— BEGIN GIVEN DATA —

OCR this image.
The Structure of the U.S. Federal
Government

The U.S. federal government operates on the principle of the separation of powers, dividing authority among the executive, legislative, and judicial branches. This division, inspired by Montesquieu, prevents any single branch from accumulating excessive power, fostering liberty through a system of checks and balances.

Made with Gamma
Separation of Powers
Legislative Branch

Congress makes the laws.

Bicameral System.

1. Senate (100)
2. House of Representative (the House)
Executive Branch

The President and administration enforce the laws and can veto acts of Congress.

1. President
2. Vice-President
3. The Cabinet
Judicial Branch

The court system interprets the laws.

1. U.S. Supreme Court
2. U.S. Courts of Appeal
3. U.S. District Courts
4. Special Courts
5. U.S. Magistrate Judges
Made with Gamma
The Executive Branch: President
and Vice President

— END GIVEN DATA —

TASK
Quote all the records exactly, please, leaving none out.

EXERCISE ANSWER
OCR this image.
The Structure of the U.S. Federal
Government

The U.S. federal government operates on the principle of the separation of powers, dividing authority among the executive, legislative, and judicial branches. This division, inspired by Montesquieu, prevents any single branch from accumulating excessive power, fostering liberty through a system of checks and balances.

Made with Gamma
Separation of Powers
Legislative Branch

Congress makes the laws.

Bicameral System.

1. Senate (100)
2. House of Representative (the House)
Executive Branch

The President and administration enforce the laws and can veto acts of Congress.

1. President
2. Vice-President
3. The Cabinet
Judicial Branch

The court system interprets the laws.

1. U.S. Supreme Court
2. U.S. Courts of Appeal
3. U.S. District Courts
4. Special Courts
5. U.S. Magistrate Judges
Made with Gamma
The Executive Branch: President
and Vice President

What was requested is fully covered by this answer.